● Directive: The records should be repeated word for word, pictures excluded.
_ _ _ _ _
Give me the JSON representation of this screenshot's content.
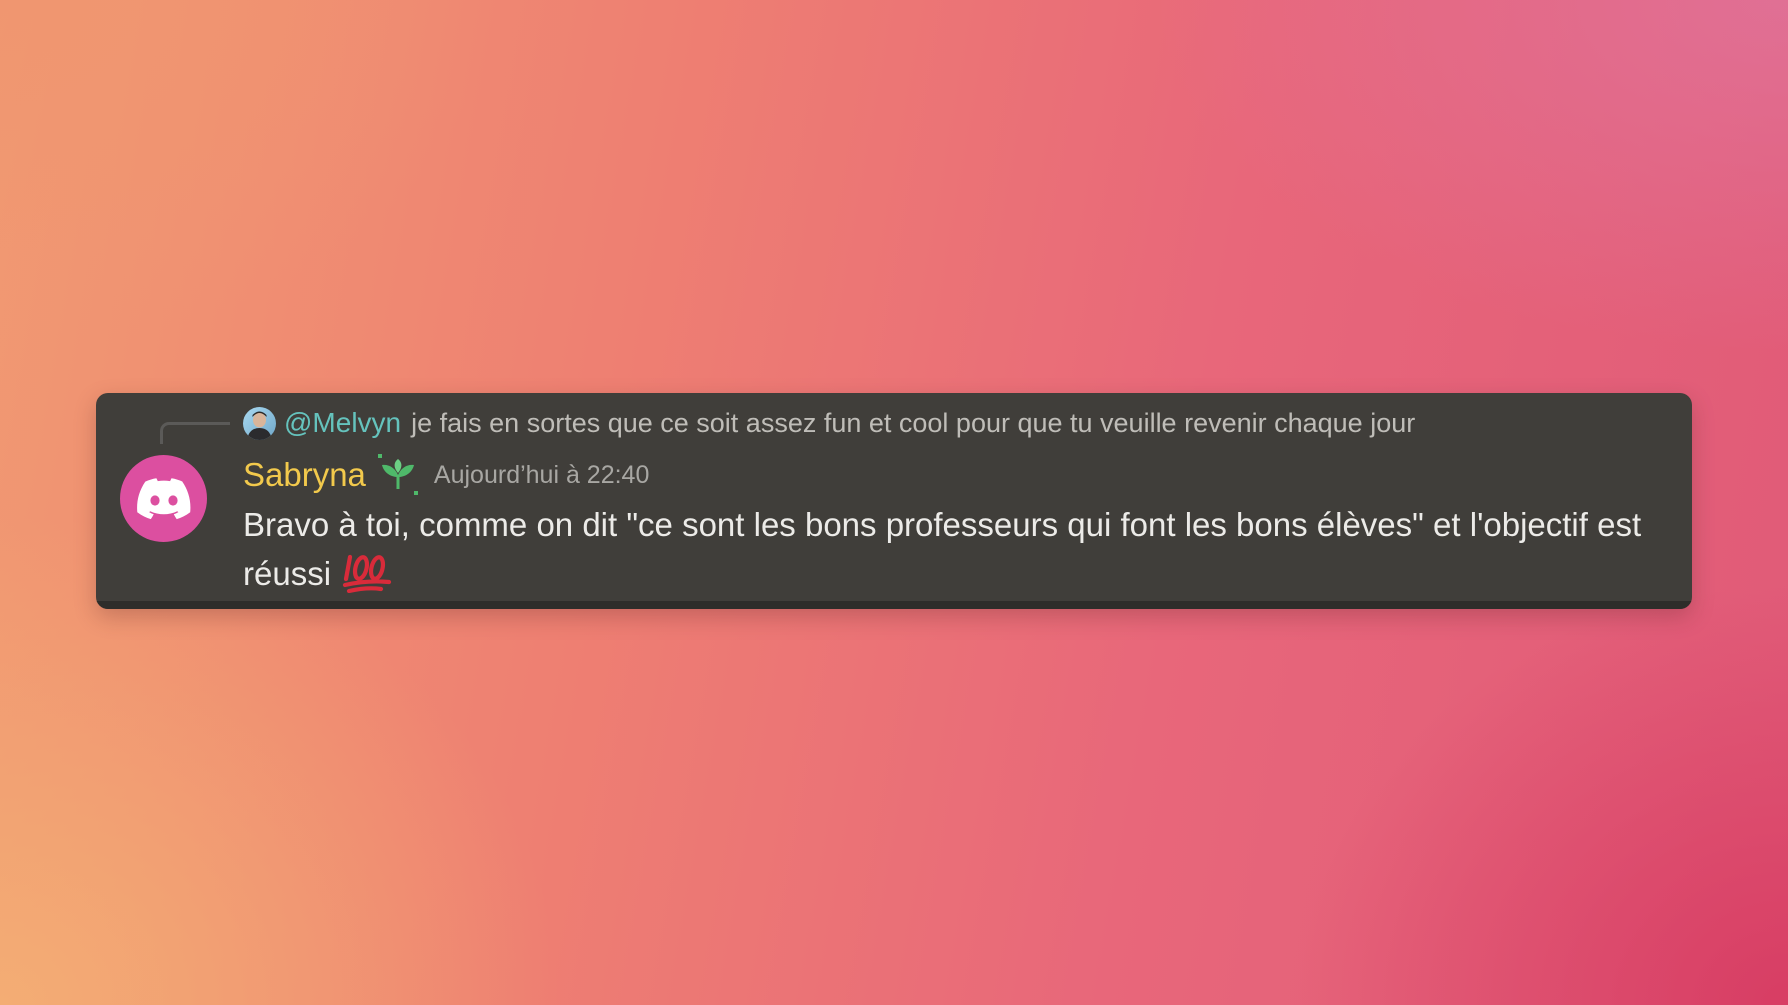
{
  "reply": {
    "mention": "@Melvyn",
    "text": "je fais en sortes que ce soit assez fun et cool pour que tu veuille revenir chaque jour"
  },
  "message": {
    "author": "Sabryna",
    "timestamp": "Aujourd’hui à 22:40",
    "line1": "Bravo à toi, comme on dit \"ce sont les bons professeurs qui font les bons élèves\"  et l'objectif est",
    "line2": "réussi",
    "emoji": "100-emoji"
  },
  "icons": {
    "avatar": "discord-logo-icon",
    "role": "sprout-icon",
    "reply_avatar": "user-avatar"
  },
  "colors": {
    "card": "#403e3a",
    "author": "#f2c94c",
    "mention": "#65c3bd",
    "avatar_bg": "#dc4fa0"
  }
}
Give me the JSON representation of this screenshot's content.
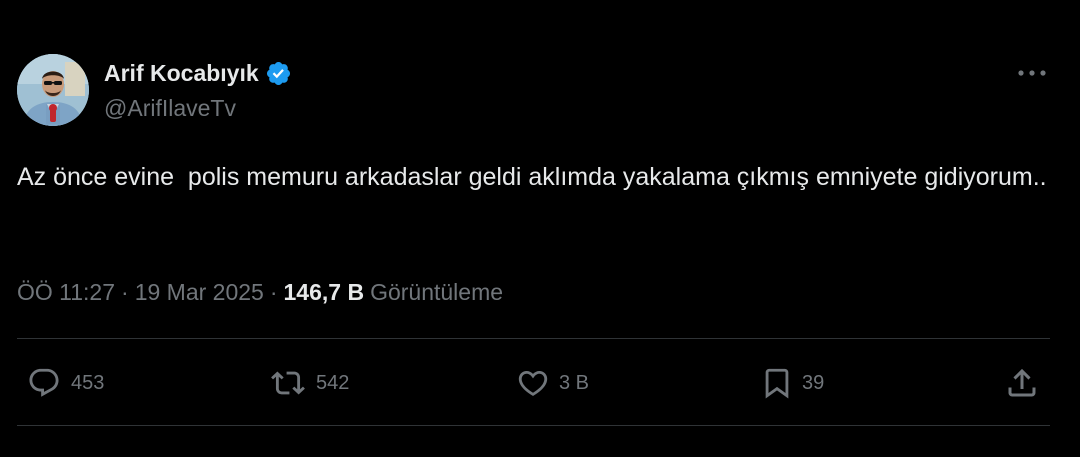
{
  "author": {
    "name": "Arif Kocabıyık",
    "handle": "@ArifIlaveTv",
    "verified": true,
    "verified_color": "#1d9bf0"
  },
  "tweet": {
    "text": "Az önce evine  polis memuru arkadaslar geldi aklımda yakalama çıkmış emniyete gidiyorum..",
    "time": "ÖÖ 11:27",
    "date": "19 Mar 2025",
    "separator": "·",
    "views_count": "146,7 B",
    "views_label": "Görüntüleme"
  },
  "actions": {
    "reply": {
      "icon": "reply-icon",
      "count": "453"
    },
    "retweet": {
      "icon": "retweet-icon",
      "count": "542"
    },
    "like": {
      "icon": "heart-icon",
      "count": "3 B"
    },
    "bookmark": {
      "icon": "bookmark-icon",
      "count": "39"
    },
    "share": {
      "icon": "share-icon"
    }
  },
  "icons": {
    "more": "more-horizontal-icon",
    "avatar": "avatar"
  },
  "colors": {
    "background": "#000000",
    "primary_text": "#e7e9ea",
    "secondary_text": "#71767b",
    "divider": "#2f3336",
    "accent": "#1d9bf0"
  }
}
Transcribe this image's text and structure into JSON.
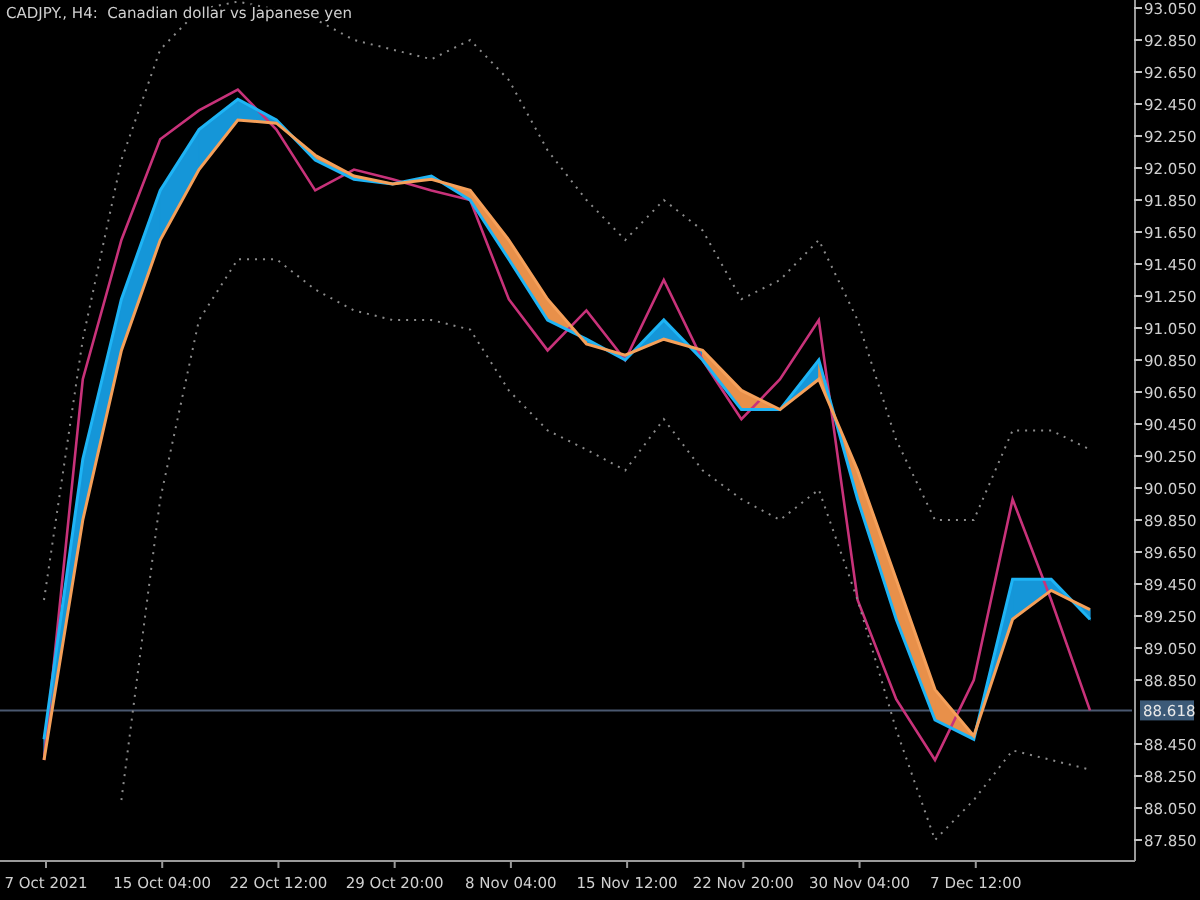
{
  "chart_data": {
    "type": "line",
    "title": "CADJPY., H4:  Canadian dollar vs Japanese yen",
    "categories": [
      "7 Oct 2021",
      null,
      null,
      "15 Oct 04:00",
      null,
      null,
      "22 Oct 12:00",
      null,
      null,
      "29 Oct 20:00",
      null,
      null,
      "8 Nov 04:00",
      null,
      null,
      "15 Nov 12:00",
      null,
      null,
      "22 Nov 20:00",
      null,
      null,
      "30 Nov 04:00",
      null,
      null,
      "7 Dec 12:00",
      null,
      null,
      null
    ],
    "ylim": [
      87.725,
      93.1
    ],
    "yticks": [
      {
        "value": 93.05,
        "label": "93.050"
      },
      {
        "value": 92.85,
        "label": "92.850"
      },
      {
        "value": 92.65,
        "label": "92.650"
      },
      {
        "value": 92.45,
        "label": "92.450"
      },
      {
        "value": 92.25,
        "label": "92.250"
      },
      {
        "value": 92.05,
        "label": "92.050"
      },
      {
        "value": 91.85,
        "label": "91.850"
      },
      {
        "value": 91.65,
        "label": "91.650"
      },
      {
        "value": 91.45,
        "label": "91.450"
      },
      {
        "value": 91.25,
        "label": "91.250"
      },
      {
        "value": 91.05,
        "label": "91.050"
      },
      {
        "value": 90.85,
        "label": "90.850"
      },
      {
        "value": 90.65,
        "label": "90.650"
      },
      {
        "value": 90.45,
        "label": "90.450"
      },
      {
        "value": 90.25,
        "label": "90.250"
      },
      {
        "value": 90.05,
        "label": "90.050"
      },
      {
        "value": 89.85,
        "label": "89.850"
      },
      {
        "value": 89.65,
        "label": "89.650"
      },
      {
        "value": 89.45,
        "label": "89.450"
      },
      {
        "value": 89.25,
        "label": "89.250"
      },
      {
        "value": 89.05,
        "label": "89.050"
      },
      {
        "value": 88.85,
        "label": "88.850"
      },
      {
        "value": 88.45,
        "label": "88.450"
      },
      {
        "value": 88.25,
        "label": "88.250"
      },
      {
        "value": 88.05,
        "label": "88.050"
      },
      {
        "value": 87.85,
        "label": "87.850"
      }
    ],
    "series": [
      {
        "color": "#c8327a",
        "values": [
          88.35,
          90.73,
          91.6,
          92.23,
          92.41,
          92.54,
          92.29,
          91.91,
          92.04,
          91.98,
          91.91,
          91.85,
          91.23,
          90.91,
          91.16,
          90.85,
          91.35,
          90.85,
          90.48,
          90.73,
          91.1,
          89.35,
          88.73,
          88.35,
          88.85,
          89.98,
          89.35,
          88.66
        ]
      },
      {
        "color": "#1eb4f5",
        "values": [
          88.48,
          90.23,
          91.23,
          91.91,
          92.29,
          92.48,
          92.35,
          92.1,
          91.98,
          91.95,
          92.0,
          91.85,
          91.48,
          91.1,
          90.98,
          90.85,
          91.1,
          90.85,
          90.54,
          90.54,
          90.85,
          89.98,
          89.23,
          88.6,
          88.48,
          89.48,
          89.48,
          89.23
        ]
      },
      {
        "color": "#f5a05a",
        "values": [
          88.35,
          89.85,
          90.91,
          91.6,
          92.04,
          92.35,
          92.33,
          92.13,
          92.0,
          91.95,
          91.98,
          91.91,
          91.6,
          91.23,
          90.95,
          90.88,
          90.98,
          90.91,
          90.66,
          90.54,
          90.73,
          90.16,
          89.48,
          88.79,
          88.5,
          89.23,
          89.41,
          89.29
        ]
      },
      {
        "color": "#8c8c8c",
        "line_style": "dotted",
        "values": [
          89.35,
          90.98,
          92.1,
          92.79,
          93.04,
          93.09,
          93.04,
          92.98,
          92.85,
          92.79,
          92.73,
          92.85,
          92.6,
          92.16,
          91.85,
          91.6,
          91.85,
          91.66,
          91.23,
          91.35,
          91.6,
          91.1,
          90.35,
          89.85,
          89.85,
          90.41,
          90.41,
          90.29
        ]
      },
      {
        "color": "#8c8c8c",
        "line_style": "dotted",
        "values": [
          null,
          null,
          88.1,
          89.98,
          91.1,
          91.48,
          91.48,
          91.29,
          91.16,
          91.1,
          91.1,
          91.04,
          90.66,
          90.41,
          90.29,
          90.16,
          90.48,
          90.16,
          89.98,
          89.85,
          90.04,
          89.35,
          88.54,
          87.85,
          88.1,
          88.41,
          88.35,
          88.29
        ]
      }
    ]
  },
  "current_price_tag": "88.618"
}
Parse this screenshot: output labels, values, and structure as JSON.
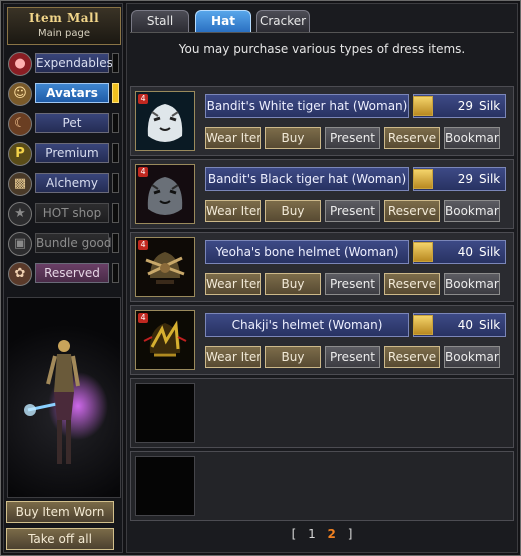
_ _ _ _ _
● Result:
Give me the JSON representation of this screenshot's content.
{
  "reply": {
    "mention": "@Melvyn",
    "text": "je fais en sortes que ce soit assez fun et cool pour que tu veuille revenir chaque jour"
  },
  "message": {
    "author": "Sabryna",
    "timestamp": "Aujourd’hui à 22:40",
    "line1": "Bravo à toi, comme on dit \"ce sont les bons professeurs qui font les bons élèves\"  et l'objectif est",
    "line2": "réussi",
    "emoji": "100-emoji"
  },
  "icons": {
    "avatar": "discord-logo-icon",
    "role": "sprout-icon",
    "reply_avatar": "user-avatar"
  },
  "colors": {
    "card": "#403e3a",
    "author": "#f2c94c",
    "mention": "#65c3bd",
    "avatar_bg": "#dc4fa0"
  }
}
Give me the JSON representation of this screenshot's content.
{
  "author": {
    "name": "Arif Kocabıyık",
    "handle": "@ArifIlaveTv",
    "verified": true,
    "verified_color": "#1d9bf0"
  },
  "tweet": {
    "text": "Az önce evine  polis memuru arkadaslar geldi aklımda yakalama çıkmış emniyete gidiyorum..",
    "time": "ÖÖ 11:27",
    "date": "19 Mar 2025",
    "separator": "·",
    "views_count": "146,7 B",
    "views_label": "Görüntüleme"
  },
  "actions": {
    "reply": {
      "icon": "reply-icon",
      "count": "453"
    },
    "retweet": {
      "icon": "retweet-icon",
      "count": "542"
    },
    "like": {
      "icon": "heart-icon",
      "count": "3 B"
    },
    "bookmark": {
      "icon": "bookmark-icon",
      "count": "39"
    },
    "share": {
      "icon": "share-icon"
    }
  },
  "icons": {
    "more": "more-horizontal-icon",
    "avatar": "avatar"
  },
  "colors": {
    "background": "#000000",
    "primary_text": "#e7e9ea",
    "secondary_text": "#71767b",
    "divider": "#2f3336",
    "accent": "#1d9bf0"
  }
}
Transcribe this image's text and structure into JSON.
{
  "chart_data": {
    "type": "line",
    "title": "CADJPY., H4:  Canadian dollar vs Japanese yen",
    "categories": [
      "7 Oct 2021",
      null,
      null,
      "15 Oct 04:00",
      null,
      null,
      "22 Oct 12:00",
      null,
      null,
      "29 Oct 20:00",
      null,
      null,
      "8 Nov 04:00",
      null,
      null,
      "15 Nov 12:00",
      null,
      null,
      "22 Nov 20:00",
      null,
      null,
      "30 Nov 04:00",
      null,
      null,
      "7 Dec 12:00",
      null,
      null,
      null
    ],
    "ylim": [
      87.725,
      93.1
    ],
    "yticks": [
      {
        "value": 93.05,
        "label": "93.050"
      },
      {
        "value": 92.85,
        "label": "92.850"
      },
      {
        "value": 92.65,
        "label": "92.650"
      },
      {
        "value": 92.45,
        "label": "92.450"
      },
      {
        "value": 92.25,
        "label": "92.250"
      },
      {
        "value": 92.05,
        "label": "92.050"
      },
      {
        "value": 91.85,
        "label": "91.850"
      },
      {
        "value": 91.65,
        "label": "91.650"
      },
      {
        "value": 91.45,
        "label": "91.450"
      },
      {
        "value": 91.25,
        "label": "91.250"
      },
      {
        "value": 91.05,
        "label": "91.050"
      },
      {
        "value": 90.85,
        "label": "90.850"
      },
      {
        "value": 90.65,
        "label": "90.650"
      },
      {
        "value": 90.45,
        "label": "90.450"
      },
      {
        "value": 90.25,
        "label": "90.250"
      },
      {
        "value": 90.05,
        "label": "90.050"
      },
      {
        "value": 89.85,
        "label": "89.850"
      },
      {
        "value": 89.65,
        "label": "89.650"
      },
      {
        "value": 89.45,
        "label": "89.450"
      },
      {
        "value": 89.25,
        "label": "89.250"
      },
      {
        "value": 89.05,
        "label": "89.050"
      },
      {
        "value": 88.85,
        "label": "88.850"
      },
      {
        "value": 88.45,
        "label": "88.450"
      },
      {
        "value": 88.25,
        "label": "88.250"
      },
      {
        "value": 88.05,
        "label": "88.050"
      },
      {
        "value": 87.85,
        "label": "87.850"
      }
    ],
    "series": [
      {
        "color": "#c8327a",
        "values": [
          88.35,
          90.73,
          91.6,
          92.23,
          92.41,
          92.54,
          92.29,
          91.91,
          92.04,
          91.98,
          91.91,
          91.85,
          91.23,
          90.91,
          91.16,
          90.85,
          91.35,
          90.85,
          90.48,
          90.73,
          91.1,
          89.35,
          88.73,
          88.35,
          88.85,
          89.98,
          89.35,
          88.66
        ]
      },
      {
        "color": "#1eb4f5",
        "values": [
          88.48,
          90.23,
          91.23,
          91.91,
          92.29,
          92.48,
          92.35,
          92.1,
          91.98,
          91.95,
          92.0,
          91.85,
          91.48,
          91.1,
          90.98,
          90.85,
          91.1,
          90.85,
          90.54,
          90.54,
          90.85,
          89.98,
          89.23,
          88.6,
          88.48,
          89.48,
          89.48,
          89.23
        ]
      },
      {
        "color": "#f5a05a",
        "values": [
          88.35,
          89.85,
          90.91,
          91.6,
          92.04,
          92.35,
          92.33,
          92.13,
          92.0,
          91.95,
          91.98,
          91.91,
          91.6,
          91.23,
          90.95,
          90.88,
          90.98,
          90.91,
          90.66,
          90.54,
          90.73,
          90.16,
          89.48,
          88.79,
          88.5,
          89.23,
          89.41,
          89.29
        ]
      },
      {
        "color": "#8c8c8c",
        "line_style": "dotted",
        "values": [
          89.35,
          90.98,
          92.1,
          92.79,
          93.04,
          93.09,
          93.04,
          92.98,
          92.85,
          92.79,
          92.73,
          92.85,
          92.6,
          92.16,
          91.85,
          91.6,
          91.85,
          91.66,
          91.23,
          91.35,
          91.6,
          91.1,
          90.35,
          89.85,
          89.85,
          90.41,
          90.41,
          90.29
        ]
      },
      {
        "color": "#8c8c8c",
        "line_style": "dotted",
        "values": [
          null,
          null,
          88.1,
          89.98,
          91.1,
          91.48,
          91.48,
          91.29,
          91.16,
          91.1,
          91.1,
          91.04,
          90.66,
          90.41,
          90.29,
          90.16,
          90.48,
          90.16,
          89.98,
          89.85,
          90.04,
          89.35,
          88.54,
          87.85,
          88.1,
          88.41,
          88.35,
          88.29
        ]
      }
    ]
  },
  "current_price_tag": "88.618"
}
Parse this screenshot: output labels, values, and structure as JSON.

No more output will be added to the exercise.